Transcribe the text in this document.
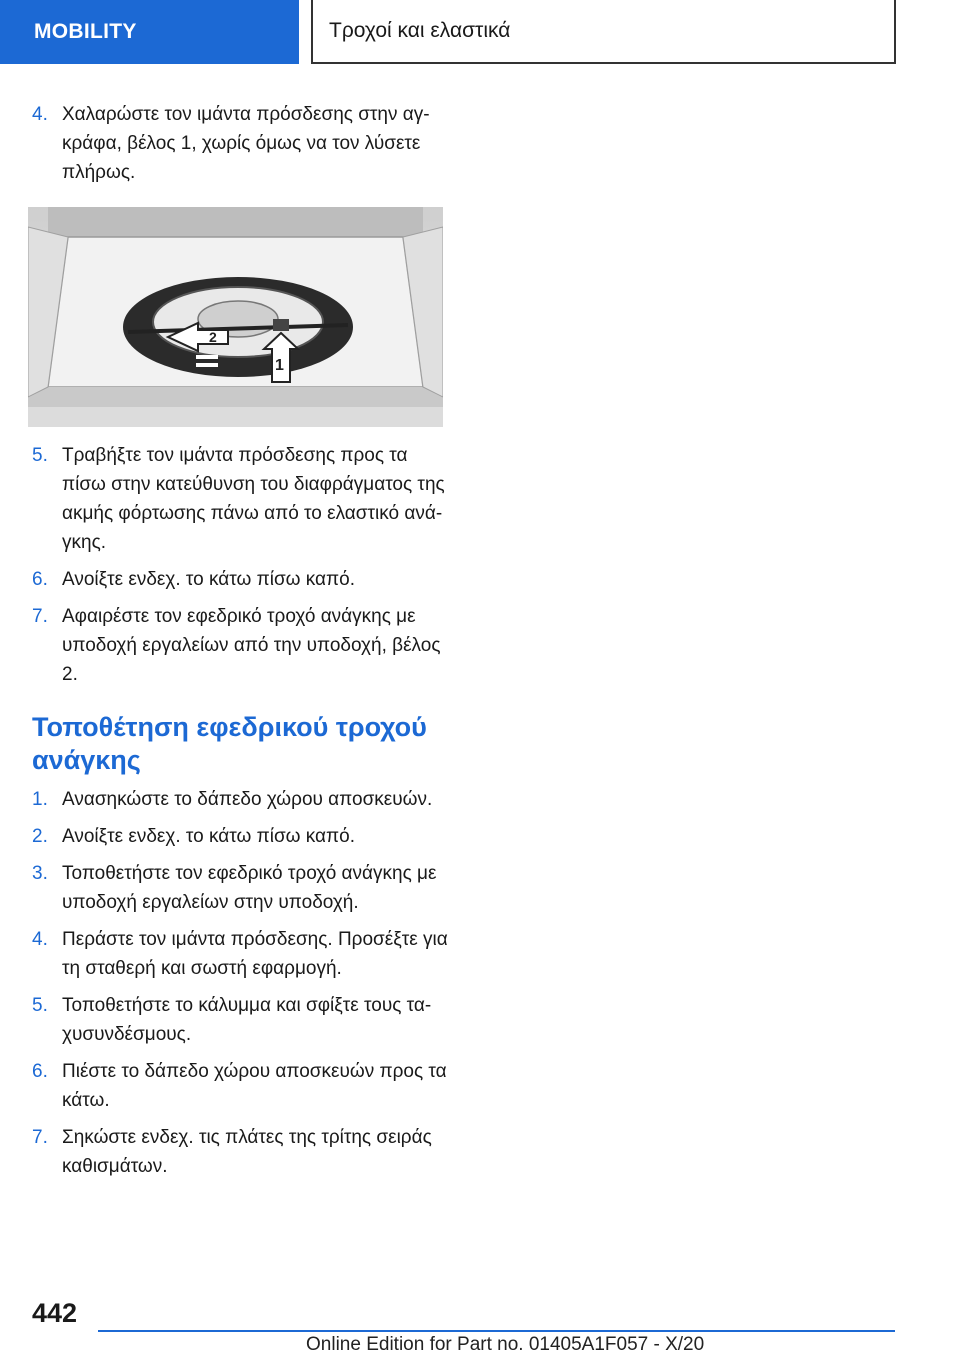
MOBILITY	Τροχοί και ελαστικά
4. Χαλαρώστε τον ιμάντα πρόσδεσης στην αγκράφα, βέλος 1, χωρίς όμως να τον λύσετε πλήρως.
2
1
5. Τραβήξτε τον ιμάντα πρόσδεσης προς τα πίσω στην κατεύθυνση του διαφράγματος της ακμής φόρτωσης πάνω από το ελαστικό ανάγκης.
6. Ανοίξτε ενδεχ. το κάτω πίσω καπό.
7. Αφαιρέστε τον εφεδρικό τροχό ανάγκης με υποδοχή εργαλείων από την υποδοχή, βέλος 2.
Τοποθέτηση εφεδρικού τροχού ανάγκης
1. Ανασηκώστε το δάπεδο χώρου αποσκευών.
2. Ανοίξτε ενδεχ. το κάτω πίσω καπό.
3. Τοποθετήστε τον εφεδρικό τροχό ανάγκης με υποδοχή εργαλείων στην υποδοχή.
4. Περάστε τον ιμάντα πρόσδεσης. Προσέξτε για τη σταθερή και σωστή εφαρμογή.
5. Τοποθετήστε το κάλυμμα και σφίξτε τους ταχυσυνδέσμους.
6. Πιέστε το δάπεδο χώρου αποσκευών προς τα κάτω.
7. Σηκώστε ενδεχ. τις πλάτες της τρίτης σειράς καθισμάτων.
442
Online Edition for Part no. 01405A1F057 - X/20
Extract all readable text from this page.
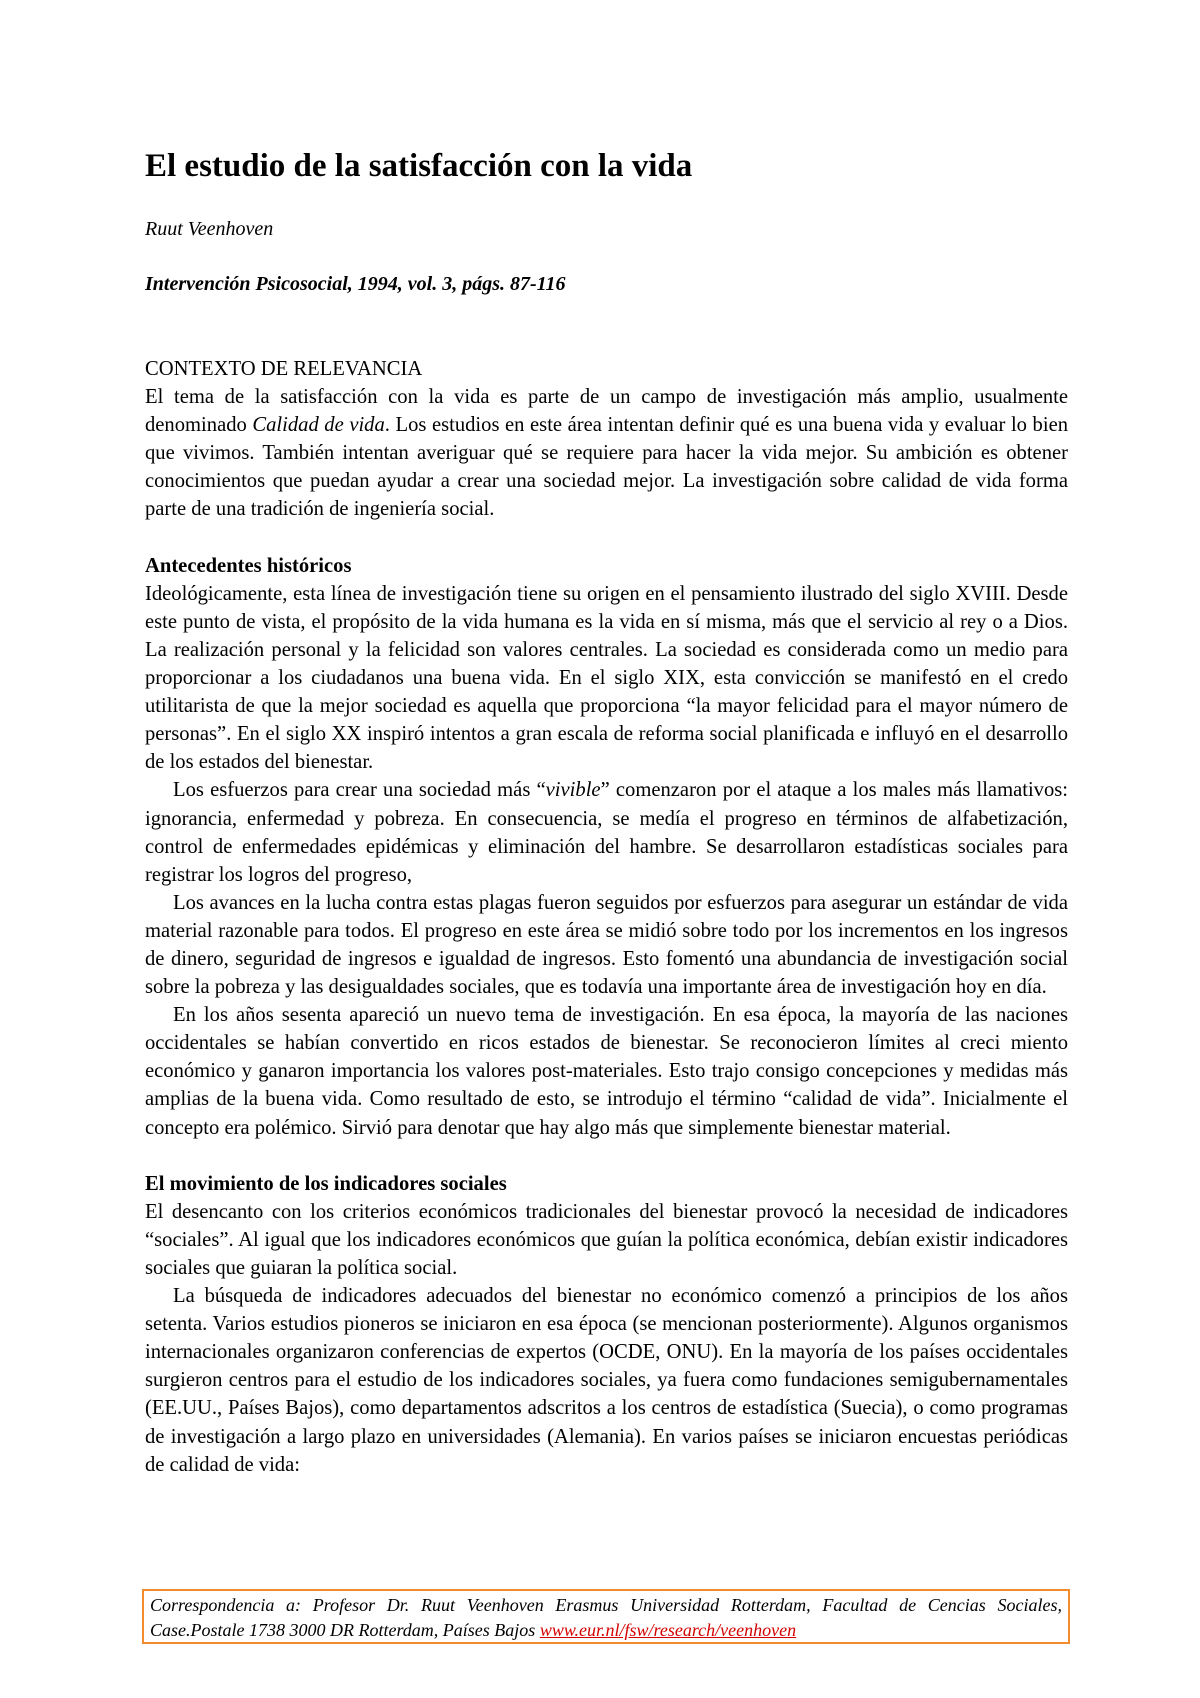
El estudio de la satisfacción con la vida
Ruut Veenhoven
Intervención Psicosocial, 1994, vol. 3, págs. 87-116
CONTEXTO DE RELEVANCIA

El tema de la satisfacción con la vida es parte de un campo de investigación más amplio, usualmente denominado Calidad de vida. Los estudios en este área intentan definir qué es una buena vida y evaluar lo bien que vivimos. También intentan averiguar qué se requiere para hacer la vida mejor. Su ambición es obtener conocimientos que puedan ayudar a crear una sociedad mejor. La investigación sobre calidad de vida forma parte de una tradición de ingeniería social.

Antecedentes históricos

Ideológicamente, esta línea de investigación tiene su origen en el pensamiento ilustrado del siglo XVIII. Desde este punto de vista, el propósito de la vida humana es la vida en sí misma, más que el servicio al rey o a Dios. La realización personal y la felicidad son valores centrales. La sociedad es considerada como un medio para proporcionar a los ciudadanos una buena vida. En el siglo XIX, esta convicción se manifestó en el credo utilitarista de que la mejor sociedad es aquella que proporciona “la mayor felicidad para el mayor número de personas”. En el siglo XX inspiró intentos a gran escala de reforma social planificada e influyó en el desarrollo de los estados del bienestar.

Los esfuerzos para crear una sociedad más “vivible” comenzaron por el ataque a los males más llamativos: ignorancia, enfermedad y pobreza. En consecuencia, se medía el progreso en términos de alfabetización, control de enfermedades epidémicas y eliminación del hambre. Se desarrollaron estadísticas sociales para registrar los logros del progreso,

Los avances en la lucha contra estas plagas fueron seguidos por esfuerzos para asegurar un estándar de vida material razonable para todos. El progreso en este área se midió sobre todo por los incrementos en los ingresos de dinero, seguridad de ingresos e igualdad de ingresos. Esto fomentó una abundancia de investigación social sobre la pobreza y las desigualdades sociales, que es todavía una importante área de investigación hoy en día.

En los años sesenta apareció un nuevo tema de investigación. En esa época, la mayoría de las naciones occidentales se habían convertido en ricos estados de bienestar. Se reconocieron límites al creci miento económico y ganaron importancia los valores post-materiales. Esto trajo consigo concepciones y medidas más amplias de la buena vida. Como resultado de esto, se introdujo el término “calidad de vida”. Inicialmente el concepto era polémico. Sirvió para denotar que hay algo más que simplemente bienestar material.

El movimiento de los indicadores sociales

El desencanto con los criterios económicos tradicionales del bienestar provocó la necesidad de indicadores “sociales”. Al igual que los indicadores económicos que guían la política económica, debían existir indicadores sociales que guiaran la política social.

La búsqueda de indicadores adecuados del bienestar no económico comenzó a principios de los años setenta. Varios estudios pioneros se iniciaron en esa época (se mencionan posteriormente). Algunos organismos internacionales organizaron conferencias de expertos (OCDE, ONU). En la mayoría de los países occidentales surgieron centros para el estudio de los indicadores sociales, ya fuera como fundaciones semigubernamentales (EE.UU., Países Bajos), como departamentos adscritos a los centros de estadística (Suecia), o como programas de investigación a largo plazo en universidades (Alemania). En varios países se iniciaron encuestas periódicas de calidad de vida:

Correspondencia a: Profesor Dr. Ruut Veenhoven Erasmus Universidad Rotterdam, Facultad de Cencias Sociales, Case.Postale 1738 3000 DR Rotterdam, Países Bajos www.eur.nl/fsw/research/veenhoven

TASK STATEMENT: Gather up the lines that contain the word "Veenhoven".

OUTPUT OF THE TASK:
Ruut Veenhoven
Correspondencia a: Profesor Dr. Ruut Veenhoven Erasmus Universidad Rotterdam, Facultad de Cencias Sociales, Case.Postale 1738 3000 DR Rotterdam, Países Bajos www.eur.nl/fsw/research/veenhoven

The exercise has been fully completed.